#### Stored items from a collection
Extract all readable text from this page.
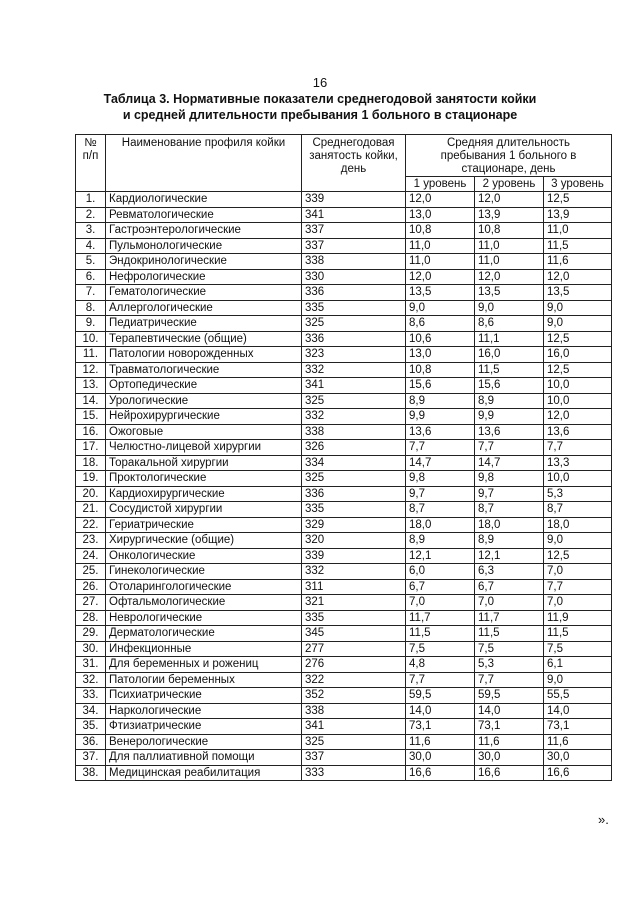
16
Таблица 3. Нормативные показатели среднегодовой занятости койки
и средней длительности пребывания 1 больного в стационаре
№ п/п	Наименование профиля койки	Среднегодовая занятость койки, день	Средняя длительность пребывания 1 больного в стационаре, день		
			1 уровень	2 уровень	3 уровень
1.	Кардиологические	339	12,0	12,0	12,5
2.	Ревматологические	341	13,0	13,9	13,9
3.	Гастроэнтерологические	337	10,8	10,8	11,0
4.	Пульмонологические	337	11,0	11,0	11,5
5.	Эндокринологические	338	11,0	11,0	11,6
6.	Нефрологические	330	12,0	12,0	12,0
7.	Гематологические	336	13,5	13,5	13,5
8.	Аллергологические	335	9,0	9,0	9,0
9.	Педиатрические	325	8,6	8,6	9,0
10.	Терапевтические (общие)	336	10,6	11,1	12,5
11.	Патологии новорожденных	323	13,0	16,0	16,0
12.	Травматологические	332	10,8	11,5	12,5
13.	Ортопедические	341	15,6	15,6	10,0
14.	Урологические	325	8,9	8,9	10,0
15.	Нейрохирургические	332	9,9	9,9	12,0
16.	Ожоговые	338	13,6	13,6	13,6
17.	Челюстно-лицевой хирургии	326	7,7	7,7	7,7
18.	Торакальной хирургии	334	14,7	14,7	13,3
19.	Проктологические	325	9,8	9,8	10,0
20.	Кардиохирургические	336	9,7	9,7	5,3
21.	Сосудистой хирургии	335	8,7	8,7	8,7
22.	Гериатрические	329	18,0	18,0	18,0
23.	Хирургические (общие)	320	8,9	8,9	9,0
24.	Онкологические	339	12,1	12,1	12,5
25.	Гинекологические	332	6,0	6,3	7,0
26.	Отоларингологические	311	6,7	6,7	7,7
27.	Офтальмологические	321	7,0	7,0	7,0
28.	Неврологические	335	11,7	11,7	11,9
29.	Дерматологические	345	11,5	11,5	11,5
30.	Инфекционные	277	7,5	7,5	7,5
31.	Для беременных и рожениц	276	4,8	5,3	6,1
32.	Патологии беременных	322	7,7	7,7	9,0
33.	Психиатрические	352	59,5	59,5	55,5
34.	Наркологические	338	14,0	14,0	14,0
35.	Фтизиатрические	341	73,1	73,1	73,1
36.	Венерологические	325	11,6	11,6	11,6
37.	Для паллиативной помощи	337	30,0	30,0	30,0
38.	Медицинская реабилитация	333	16,6	16,6	16,6
».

#### GOAL
Repeat each entry precisely as it appears. Leave the pictures out.

#### RESULT OF THIS EXERCISE
Extract all readable text from this page.
16
Таблица 3. Нормативные показатели среднегодовой занятости койки
и средней длительности пребывания 1 больного в стационаре
№ п/п	Наименование профиля койки	Среднегодовая занятость койки, день	Средняя длительность пребывания 1 больного в стационаре, день		
			1 уровень	2 уровень	3 уровень
1.	Кардиологические	339	12,0	12,0	12,5
2.	Ревматологические	341	13,0	13,9	13,9
3.	Гастроэнтерологические	337	10,8	10,8	11,0
4.	Пульмонологические	337	11,0	11,0	11,5
5.	Эндокринологические	338	11,0	11,0	11,6
6.	Нефрологические	330	12,0	12,0	12,0
7.	Гематологические	336	13,5	13,5	13,5
8.	Аллергологические	335	9,0	9,0	9,0
9.	Педиатрические	325	8,6	8,6	9,0
10.	Терапевтические (общие)	336	10,6	11,1	12,5
11.	Патологии новорожденных	323	13,0	16,0	16,0
12.	Травматологические	332	10,8	11,5	12,5
13.	Ортопедические	341	15,6	15,6	10,0
14.	Урологические	325	8,9	8,9	10,0
15.	Нейрохирургические	332	9,9	9,9	12,0
16.	Ожоговые	338	13,6	13,6	13,6
17.	Челюстно-лицевой хирургии	326	7,7	7,7	7,7
18.	Торакальной хирургии	334	14,7	14,7	13,3
19.	Проктологические	325	9,8	9,8	10,0
20.	Кардиохирургические	336	9,7	9,7	5,3
21.	Сосудистой хирургии	335	8,7	8,7	8,7
22.	Гериатрические	329	18,0	18,0	18,0
23.	Хирургические (общие)	320	8,9	8,9	9,0
24.	Онкологические	339	12,1	12,1	12,5
25.	Гинекологические	332	6,0	6,3	7,0
26.	Отоларингологические	311	6,7	6,7	7,7
27.	Офтальмологические	321	7,0	7,0	7,0
28.	Неврологические	335	11,7	11,7	11,9
29.	Дерматологические	345	11,5	11,5	11,5
30.	Инфекционные	277	7,5	7,5	7,5
31.	Для беременных и рожениц	276	4,8	5,3	6,1
32.	Патологии беременных	322	7,7	7,7	9,0
33.	Психиатрические	352	59,5	59,5	55,5
34.	Наркологические	338	14,0	14,0	14,0
35.	Фтизиатрические	341	73,1	73,1	73,1
36.	Венерологические	325	11,6	11,6	11,6
37.	Для паллиативной помощи	337	30,0	30,0	30,0
38.	Медицинская реабилитация	333	16,6	16,6	16,6
».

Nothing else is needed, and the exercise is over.